■ **WHAT THE EXERCISE ASKS**: Extract all lines containing "JSON".

■ **RECORDS SUPPLIED**:

= = = =

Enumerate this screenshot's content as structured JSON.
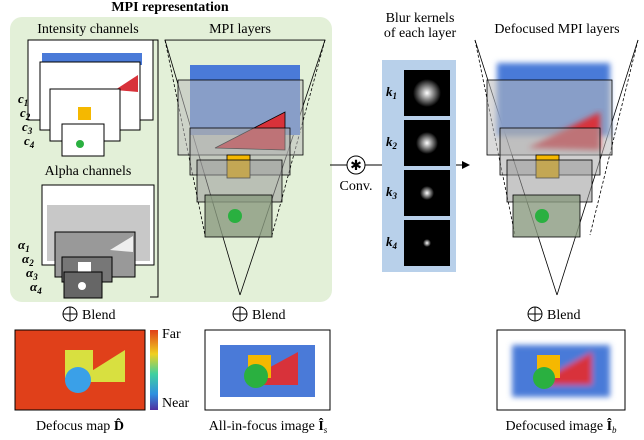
{
  "title": "MPI representation",
  "intensity": {
    "label": "Intensity channels",
    "items": [
      {
        "base": "c",
        "sub": "1"
      },
      {
        "base": "c",
        "sub": "2"
      },
      {
        "base": "c",
        "sub": "3"
      },
      {
        "base": "c",
        "sub": "4"
      }
    ]
  },
  "alpha": {
    "label": "Alpha channels",
    "items": [
      {
        "base": "α",
        "sub": "1"
      },
      {
        "base": "α",
        "sub": "2"
      },
      {
        "base": "α",
        "sub": "3"
      },
      {
        "base": "α",
        "sub": "4"
      }
    ]
  },
  "mpi_layers": "MPI layers",
  "conv": "Conv.",
  "kernels": {
    "label": [
      "Blur kernels",
      "of each layer"
    ],
    "items": [
      {
        "base": "k",
        "sub": "1"
      },
      {
        "base": "k",
        "sub": "2"
      },
      {
        "base": "k",
        "sub": "3"
      },
      {
        "base": "k",
        "sub": "4"
      }
    ]
  },
  "defocused_layers": "Defocused MPI layers",
  "blend": "Blend",
  "colorbar": {
    "far": "Far",
    "near": "Near"
  },
  "captions": [
    {
      "text": "Defocus map ",
      "sym": "D̂",
      "sub": ""
    },
    {
      "text": "All-in-focus image ",
      "sym": "Î",
      "sub": "s"
    },
    {
      "text": "Defocused image ",
      "sym": "Î",
      "sub": "b"
    }
  ]
}
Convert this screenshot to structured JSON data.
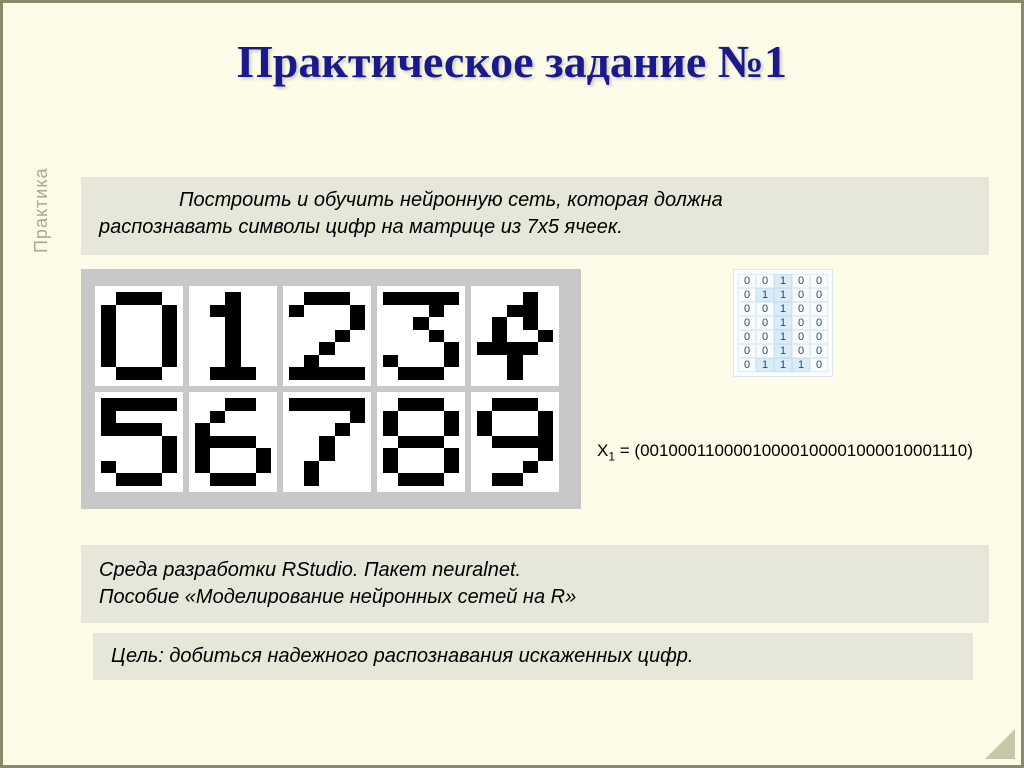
{
  "title": "Практическое задание №1",
  "side_label": "Практика",
  "task": {
    "line1": "Построить и обучить нейронную сеть, которая должна",
    "line2": "распознавать символы цифр на матрице из 7х5 ячеек."
  },
  "digits": {
    "0": "0111010001100011000110001100010111000000",
    "1": "0010001100001000010000100001000111000000",
    "2": "0111010001000010001000100010001111100000",
    "3": "1111100010001000001000001100010111000000",
    "4": "0001000110010100100111110001000010000000",
    "5": "1111110000111100000100001100010111000000",
    "6": "0011001000100001111010001100010111000000",
    "7": "1111100001000100010000100010000100000000",
    "8": "0111010001100010111010001100010111000000",
    "9": "0111010001100010111100001000100110000000"
  },
  "binary_matrix": {
    "rows": [
      [
        "0",
        "0",
        "1",
        "0",
        "0"
      ],
      [
        "0",
        "1",
        "1",
        "0",
        "0"
      ],
      [
        "0",
        "0",
        "1",
        "0",
        "0"
      ],
      [
        "0",
        "0",
        "1",
        "0",
        "0"
      ],
      [
        "0",
        "0",
        "1",
        "0",
        "0"
      ],
      [
        "0",
        "0",
        "1",
        "0",
        "0"
      ],
      [
        "0",
        "1",
        "1",
        "1",
        "0"
      ]
    ],
    "highlight_col": 2
  },
  "x1": {
    "prefix": "X",
    "sub": "1",
    "value": " = (00100011000010000100001000010001110)"
  },
  "env": {
    "line1": "Среда разработки RStudio. Пакет neuralnet.",
    "line2": "Пособие «Моделирование нейронных сетей на R»"
  },
  "goal": "Цель: добиться надежного распознавания искаженных цифр."
}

= = = =

■ **TASK ANSWER**:
Enumerate this screenshot's content as structured JSON.
Convert this screenshot to structured JSON data.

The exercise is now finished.